In occasione dell’anniversario dell’eccidio di cui parlerò poc’anzi, vorrei raccontare di un libro sicuramente non facile nella lettura (per la profonda crudezza delle immagini) ma necessario.
E constato che, ahimè, questa storia non è conosciuta e riconosciuta come dovrebbe.
La storia dei Fratelli Cervi è una di quelle vicende realmente accadute che però, nel corso dei decenni, si trasfigurano nel mito, nel caso specifico diventando uno dei più potenti della storia dell’Italia contemporanea.
Simbolo di forza, coraggio e amore per la libertà.

La vita di una famiglia, che diventa epopea, simbolo di un’intera generazione di partigiani e antifascisti. I sette fratelli vennero fucilati dai militi fascisti a Reggio Emilia il 28 dicembre 1943.
Gelindo, Antenore, Aldo, Ferdinando, Agostino, Ovidio, Ettore. Ma chi erano davvero questi sette uomini? E com’era la loro famiglia?

• DATI FORNITI:
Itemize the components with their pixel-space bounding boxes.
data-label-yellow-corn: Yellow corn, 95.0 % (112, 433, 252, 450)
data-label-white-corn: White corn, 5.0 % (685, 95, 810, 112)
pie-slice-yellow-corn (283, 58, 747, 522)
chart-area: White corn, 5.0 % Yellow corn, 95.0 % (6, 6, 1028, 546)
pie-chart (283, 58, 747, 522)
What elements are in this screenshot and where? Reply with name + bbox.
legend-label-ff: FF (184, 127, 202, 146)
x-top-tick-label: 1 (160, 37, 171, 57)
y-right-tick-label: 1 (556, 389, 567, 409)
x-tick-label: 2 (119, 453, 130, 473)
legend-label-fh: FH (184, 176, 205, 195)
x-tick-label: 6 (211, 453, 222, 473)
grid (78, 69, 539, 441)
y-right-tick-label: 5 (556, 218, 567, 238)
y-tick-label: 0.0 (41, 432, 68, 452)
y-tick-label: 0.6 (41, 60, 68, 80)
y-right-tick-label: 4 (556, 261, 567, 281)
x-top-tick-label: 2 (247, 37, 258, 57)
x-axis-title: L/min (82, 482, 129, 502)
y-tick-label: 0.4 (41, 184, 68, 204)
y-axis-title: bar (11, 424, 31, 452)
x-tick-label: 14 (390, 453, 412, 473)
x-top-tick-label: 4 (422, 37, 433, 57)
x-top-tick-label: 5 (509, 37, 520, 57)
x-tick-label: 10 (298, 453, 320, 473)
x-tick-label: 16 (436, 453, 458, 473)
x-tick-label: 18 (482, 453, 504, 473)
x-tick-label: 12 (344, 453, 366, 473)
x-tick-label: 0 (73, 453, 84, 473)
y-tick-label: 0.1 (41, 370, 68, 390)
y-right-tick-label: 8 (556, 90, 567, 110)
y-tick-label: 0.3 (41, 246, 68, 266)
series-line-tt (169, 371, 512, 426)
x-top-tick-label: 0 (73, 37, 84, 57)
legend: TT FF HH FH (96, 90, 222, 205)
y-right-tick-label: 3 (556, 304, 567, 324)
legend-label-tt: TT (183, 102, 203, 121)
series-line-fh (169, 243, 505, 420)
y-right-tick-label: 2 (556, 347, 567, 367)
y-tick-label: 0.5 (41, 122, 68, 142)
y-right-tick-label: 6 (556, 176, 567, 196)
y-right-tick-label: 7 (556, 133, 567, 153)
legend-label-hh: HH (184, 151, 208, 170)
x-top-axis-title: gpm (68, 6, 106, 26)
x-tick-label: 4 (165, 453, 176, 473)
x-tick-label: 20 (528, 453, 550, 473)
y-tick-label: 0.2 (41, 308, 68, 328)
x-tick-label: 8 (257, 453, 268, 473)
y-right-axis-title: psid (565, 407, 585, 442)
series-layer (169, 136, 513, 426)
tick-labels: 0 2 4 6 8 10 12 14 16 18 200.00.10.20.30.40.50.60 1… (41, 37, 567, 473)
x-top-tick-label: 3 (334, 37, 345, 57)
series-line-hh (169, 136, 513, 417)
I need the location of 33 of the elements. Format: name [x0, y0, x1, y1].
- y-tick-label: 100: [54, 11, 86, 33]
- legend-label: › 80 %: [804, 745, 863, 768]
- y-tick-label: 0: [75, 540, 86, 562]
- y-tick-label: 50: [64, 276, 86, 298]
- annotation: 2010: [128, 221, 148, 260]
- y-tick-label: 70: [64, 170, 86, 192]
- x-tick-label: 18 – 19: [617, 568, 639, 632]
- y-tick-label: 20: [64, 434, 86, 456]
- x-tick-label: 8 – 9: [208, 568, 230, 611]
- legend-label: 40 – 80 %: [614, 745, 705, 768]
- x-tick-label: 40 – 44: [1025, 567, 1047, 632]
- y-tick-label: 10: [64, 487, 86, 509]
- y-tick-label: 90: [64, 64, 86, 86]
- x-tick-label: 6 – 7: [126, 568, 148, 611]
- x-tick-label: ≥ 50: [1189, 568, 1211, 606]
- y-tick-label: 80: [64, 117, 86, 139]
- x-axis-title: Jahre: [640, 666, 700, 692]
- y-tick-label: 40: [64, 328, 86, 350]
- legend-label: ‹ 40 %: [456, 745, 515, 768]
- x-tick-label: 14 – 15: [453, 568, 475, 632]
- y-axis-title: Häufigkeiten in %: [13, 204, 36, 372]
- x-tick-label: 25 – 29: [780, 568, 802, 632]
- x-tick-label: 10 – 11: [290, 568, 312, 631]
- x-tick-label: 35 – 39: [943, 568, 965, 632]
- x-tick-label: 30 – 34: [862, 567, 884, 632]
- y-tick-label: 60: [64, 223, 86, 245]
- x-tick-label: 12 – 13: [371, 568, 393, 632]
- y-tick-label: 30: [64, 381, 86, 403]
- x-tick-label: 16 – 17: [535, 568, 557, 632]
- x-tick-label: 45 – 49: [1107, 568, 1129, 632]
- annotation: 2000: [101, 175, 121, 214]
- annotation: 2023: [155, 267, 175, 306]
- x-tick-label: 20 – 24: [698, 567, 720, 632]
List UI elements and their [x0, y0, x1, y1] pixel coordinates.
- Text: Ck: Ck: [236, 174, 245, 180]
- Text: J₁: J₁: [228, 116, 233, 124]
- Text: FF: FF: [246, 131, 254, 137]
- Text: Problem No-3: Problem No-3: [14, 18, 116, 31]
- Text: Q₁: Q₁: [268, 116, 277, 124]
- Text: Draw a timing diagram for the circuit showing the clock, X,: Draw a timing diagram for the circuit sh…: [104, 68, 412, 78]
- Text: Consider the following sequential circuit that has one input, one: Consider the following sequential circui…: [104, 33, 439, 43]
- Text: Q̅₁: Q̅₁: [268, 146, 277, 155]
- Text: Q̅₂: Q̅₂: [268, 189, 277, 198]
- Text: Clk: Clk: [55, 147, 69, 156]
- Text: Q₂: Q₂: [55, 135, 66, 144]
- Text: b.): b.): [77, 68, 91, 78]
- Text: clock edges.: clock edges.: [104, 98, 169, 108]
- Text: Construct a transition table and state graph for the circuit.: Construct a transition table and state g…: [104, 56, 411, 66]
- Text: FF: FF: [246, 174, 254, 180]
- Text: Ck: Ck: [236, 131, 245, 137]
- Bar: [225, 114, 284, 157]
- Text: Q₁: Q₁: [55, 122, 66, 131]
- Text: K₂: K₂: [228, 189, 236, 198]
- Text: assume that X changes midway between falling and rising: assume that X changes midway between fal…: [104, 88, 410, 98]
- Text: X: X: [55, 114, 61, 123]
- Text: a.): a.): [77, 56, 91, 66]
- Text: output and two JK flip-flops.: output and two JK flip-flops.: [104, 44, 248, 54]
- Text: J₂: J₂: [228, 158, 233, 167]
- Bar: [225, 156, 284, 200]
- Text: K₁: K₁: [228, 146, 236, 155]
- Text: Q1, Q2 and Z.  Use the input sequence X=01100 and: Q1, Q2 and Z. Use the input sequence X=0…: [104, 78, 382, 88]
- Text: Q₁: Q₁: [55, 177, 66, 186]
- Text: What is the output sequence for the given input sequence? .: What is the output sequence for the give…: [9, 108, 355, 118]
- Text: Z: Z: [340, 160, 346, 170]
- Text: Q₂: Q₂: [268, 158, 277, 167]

• COMPITI DA SVOLGERE:
A. Trascrivi dall'estratto sui Fratelli Cervi il passo che va da "In occasione dell’anniversario" fino a "28 dicembre 1943.".
B. Rispondi in breve a queste domande sull'estratto sui Fratelli Cervi:
(i) Di che cosa è simbolo la storia dei Fratelli Cervi?
(ii) In quale città vennero fucilati i sette fratelli?
(iii) In quale data avvenne la fucilazione?
Per svolgere questi compiti le voci riportate non servono.

• RISPOSTE AI COMPITI:
A.
In occasione dell’anniversario dell’eccidio di cui parlerò poc’anzi, vorrei raccontare di un libro sicuramente non facile nella lettura (per la profonda crudezza delle immagini) ma necessario.
E constato che, ahimè, questa storia non è conosciuta e riconosciuta come dovrebbe.
La storia dei Fratelli Cervi è una di quelle vicende realmente accadute che però, nel corso dei decenni, si trasfigurano nel mito, nel caso specifico diventando uno dei più potenti della storia dell’Italia contemporanea.
Simbolo di forza, coraggio e amore per la libertà.

La vita di una famiglia, che diventa epopea, simbolo di un’intera generazione di partigiani e antifascisti. I sette fratelli vennero fucilati dai militi fascisti a Reggio Emilia il 28 dicembre 1943.

B.
(i) Di forza, coraggio e amore per la libertà.
(ii) A Reggio Emilia.
(iii) Il 28 dicembre 1943.